• **AIM OF THE EXERCISE**: Retype each line exactly. Skip images.

• **DATASET EXTRACT**:

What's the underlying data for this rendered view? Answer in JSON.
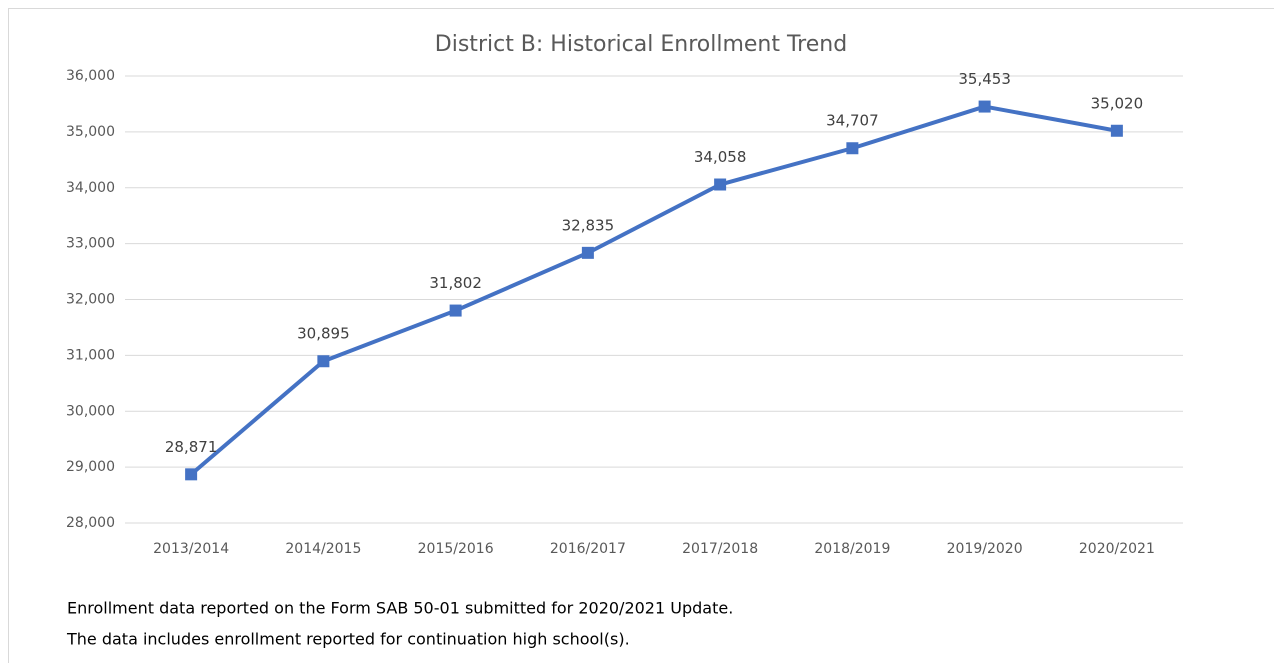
{
  "chart_data": {
    "type": "line",
    "title": "District B: Historical Enrollment Trend",
    "categories": [
      "2013/2014",
      "2014/2015",
      "2015/2016",
      "2016/2017",
      "2017/2018",
      "2018/2019",
      "2019/2020",
      "2020/2021"
    ],
    "series": [
      {
        "color": "#4472c4",
        "values": [
          28871,
          30895,
          31802,
          32835,
          34058,
          34707,
          35453,
          35020
        ],
        "value_labels": [
          "28,871",
          "30,895",
          "31,802",
          "32,835",
          "34,058",
          "34,707",
          "35,453",
          "35,020"
        ]
      }
    ],
    "ylim": [
      28000,
      36000
    ],
    "yticks": [
      {
        "value": 28000,
        "label": "28,000"
      },
      {
        "value": 29000,
        "label": "29,000"
      },
      {
        "value": 30000,
        "label": "30,000"
      },
      {
        "value": 31000,
        "label": "31,000"
      },
      {
        "value": 32000,
        "label": "32,000"
      },
      {
        "value": 33000,
        "label": "33,000"
      },
      {
        "value": 34000,
        "label": "34,000"
      },
      {
        "value": 35000,
        "label": "35,000"
      },
      {
        "value": 36000,
        "label": "36,000"
      }
    ],
    "grid": true,
    "notes": [
      "Enrollment data reported on the Form SAB 50-01 submitted for 2020/2021 Update.",
      "The data includes enrollment reported for continuation high school(s)."
    ]
  }
}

• **ANSWER TO THIS TASK**:
What's the underlying data for this rendered view? Answer in JSON.
{
  "chart_data": {
    "type": "line",
    "title": "District B: Historical Enrollment Trend",
    "categories": [
      "2013/2014",
      "2014/2015",
      "2015/2016",
      "2016/2017",
      "2017/2018",
      "2018/2019",
      "2019/2020",
      "2020/2021"
    ],
    "series": [
      {
        "color": "#4472c4",
        "values": [
          28871,
          30895,
          31802,
          32835,
          34058,
          34707,
          35453,
          35020
        ],
        "value_labels": [
          "28,871",
          "30,895",
          "31,802",
          "32,835",
          "34,058",
          "34,707",
          "35,453",
          "35,020"
        ]
      }
    ],
    "ylim": [
      28000,
      36000
    ],
    "yticks": [
      {
        "value": 28000,
        "label": "28,000"
      },
      {
        "value": 29000,
        "label": "29,000"
      },
      {
        "value": 30000,
        "label": "30,000"
      },
      {
        "value": 31000,
        "label": "31,000"
      },
      {
        "value": 32000,
        "label": "32,000"
      },
      {
        "value": 33000,
        "label": "33,000"
      },
      {
        "value": 34000,
        "label": "34,000"
      },
      {
        "value": 35000,
        "label": "35,000"
      },
      {
        "value": 36000,
        "label": "36,000"
      }
    ],
    "grid": true,
    "notes": [
      "Enrollment data reported on the Form SAB 50-01 submitted for 2020/2021 Update.",
      "The data includes enrollment reported for continuation high school(s)."
    ]
  }
}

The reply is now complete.